- Page excerpt -
# # #

Tacoma

Five years ago I played Gone Home and ended my post about it by wishing that it had people you could actually interact with. Tacoma is of course the next game by the same developer, Fullbright, and while you still can’t interact with the characters in it, you can watch them interact with one another. It’s a rather neat solution to filling a space to explore with more things than just notes and photographs.

Set in the future, the player is a subcontractor who has been assigned to travel to a space station by an employer and retrieve data from it. The station is empty but you have augmented reality implants that allow you to watch recorded scenes of the six crew members as well as the station’s resident AI named ODIN interact with one another. These recordings are supplemented by communications logs, various files and notes etc. to let you reconstruct what happened. The basic premise that the crew members have all just had their contracts renewed for another and were celebrating an event called Obsolescence Day when a meteor shower seemed to have struck the station. Their oxygen supply was reduced to a matter of days and the exterior communications systems were damaged, preventing them from being able to call for help. This forced most of the crew to enter cryogenic hibernation while two of their engineers tried to jury-rig a way to save all of their lives.

# # #

- Dataset items -

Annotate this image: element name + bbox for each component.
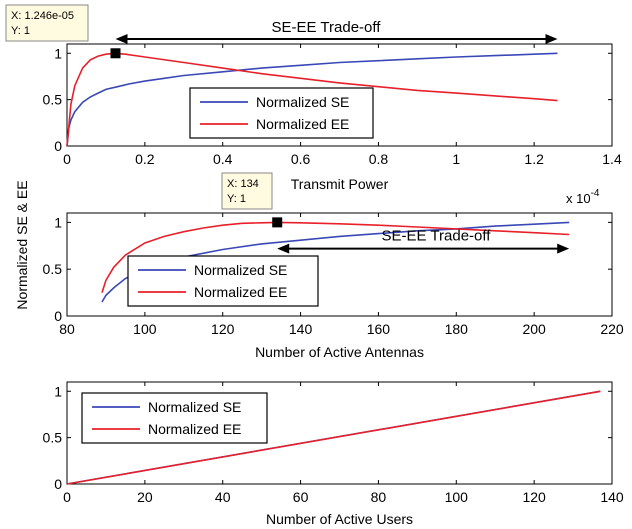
x-tick-label: 160: [367, 321, 391, 337]
x-tick-label: 120: [522, 489, 546, 505]
arrow-head-left: [115, 34, 128, 44]
x-tick-label: 20: [137, 489, 153, 505]
series-line-normalized-se: [66, 52, 558, 147]
y-tick-label: 0.5: [43, 92, 63, 108]
y-tick-label: 1: [54, 383, 62, 399]
legend-entry: Normalized EE: [194, 284, 287, 300]
x-tick-label: 0: [63, 489, 71, 505]
legend-entry: Normalized EE: [148, 421, 241, 437]
shared-y-axis-label: Normalized SE & EE: [14, 180, 30, 309]
x-tick-label: 140: [600, 489, 624, 505]
y-tick-label: 0.5: [43, 261, 63, 277]
y-tick-label: 0: [54, 138, 62, 154]
x-tick-label: 0.8: [369, 151, 389, 167]
x-tick-label: 0.6: [291, 151, 311, 167]
x-tick-label: 100: [133, 321, 157, 337]
tradeoff-label: SE-EE Trade-off: [382, 228, 492, 245]
datatip-x-text: X: 134: [227, 178, 259, 190]
arrow-head-right: [557, 243, 570, 254]
datatip-y-text: Y: 1: [11, 25, 30, 37]
y-tick-label: 0.5: [43, 430, 63, 446]
x-tick-label: 100: [445, 489, 469, 505]
legend-entry: Normalized EE: [256, 116, 349, 132]
series-line-normalized-ee: [66, 390, 601, 485]
x-tick-label: 80: [59, 321, 75, 337]
x-tick-label: 1.2: [524, 151, 544, 167]
subplot-1: 0 0.2 0.4 0.6 0.8 1 1.2 1.4 0 0.5 1 Transmit Power x…: [5, 4, 622, 206]
legend-box: [127, 255, 319, 307]
x-tick-label: 140: [289, 321, 313, 337]
legend-box: [81, 392, 268, 444]
legend: Normalized SE Normalized EE: [127, 255, 319, 307]
x-axis-label: Number of Active Users: [266, 511, 413, 527]
x-tick-label: 60: [293, 489, 309, 505]
series-line-normalized-ee: [66, 52, 558, 147]
x-tick-label: 40: [215, 489, 231, 505]
datatip-marker: [110, 48, 121, 59]
x-tick-label: 120: [211, 321, 235, 337]
series-line-normalized-ee: [101, 221, 570, 293]
x-tick-label: 0: [63, 151, 71, 167]
arrow-head-left: [277, 243, 290, 254]
x-tick-label: 0.2: [135, 151, 155, 167]
arrow-head-right: [545, 34, 558, 44]
legend-box: [189, 87, 374, 139]
datatip-y-text: Y: 1: [227, 193, 246, 205]
datatip-x-text: X: 1.246e-05: [11, 10, 74, 22]
x-tick-label: 0.4: [213, 151, 233, 167]
x-tick-label: 200: [522, 321, 546, 337]
tradeoff-label: SE-EE Trade-off: [272, 19, 382, 36]
legend: Normalized SE Normalized EE: [189, 87, 374, 139]
series-line-normalized-se: [101, 221, 570, 303]
datatip-marker: [272, 217, 283, 228]
datatip-box: [5, 4, 89, 42]
x-tick-label: 80: [371, 489, 387, 505]
x-tick-label: 180: [445, 321, 469, 337]
x-axis-label: Transmit Power: [291, 176, 389, 192]
legend-entry: Normalized SE: [256, 94, 349, 110]
legend: Normalized SE Normalized EE: [81, 392, 268, 444]
x-tick-label: 220: [600, 321, 624, 337]
subplot-3: 0 20 40 60 80 100 120 140 0 0.5 1 Number of Active …: [43, 381, 624, 527]
y-tick-label: 0: [54, 476, 62, 492]
legend-entry: Normalized SE: [148, 399, 241, 415]
y-tick-label: 1: [54, 214, 62, 230]
x-axis-label: Number of Active Antennas: [255, 344, 424, 360]
x-tick-label: 1.4: [602, 151, 622, 167]
y-tick-label: 1: [54, 45, 62, 61]
legend-entry: Normalized SE: [194, 262, 287, 278]
y-tick-label: 0: [54, 308, 62, 324]
datatip-box: [221, 172, 273, 210]
x-tick-label: 1: [452, 151, 460, 167]
subplot-2: 80 100 120 140 160 180 200 220 0 0.5 1 Number of Ac…: [43, 172, 624, 360]
x-exponent-label: x 10-4: [566, 188, 600, 206]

# # #

- To do -
• 1. Name every proper name that appears in the Tacoma review.
• 2. Pick up the Tacoma review after its last sentence and keep writing it.
The dataset items are separate from the Tacoma review.

- Results of the tasks -
• 1. Tacoma, Gone Home, Fullbright, ODIN, Obsolescence Day

• 2.
Naturally there’s more to the story but it’s not very complicated, and as I’ve plenty of experience with science-fiction stories, I managed to guess most of it fairly early on. Each of the characters have of course their own back stories with the doctor in particular having a previous scandal on her record. Most of it is pretty normal stuff however and I didn’t have much of an emotional reaction to the storytelling as I did in the previous game. I did however like the worldbuilding. Part of the background here is that the space stations are perfectly capable of being automatically run by the AI but workers’ unions on Earth agitated to make it mandatory for them to be crewed to preserve jobs. It’s an interesting wrinkle that’s pretty cool.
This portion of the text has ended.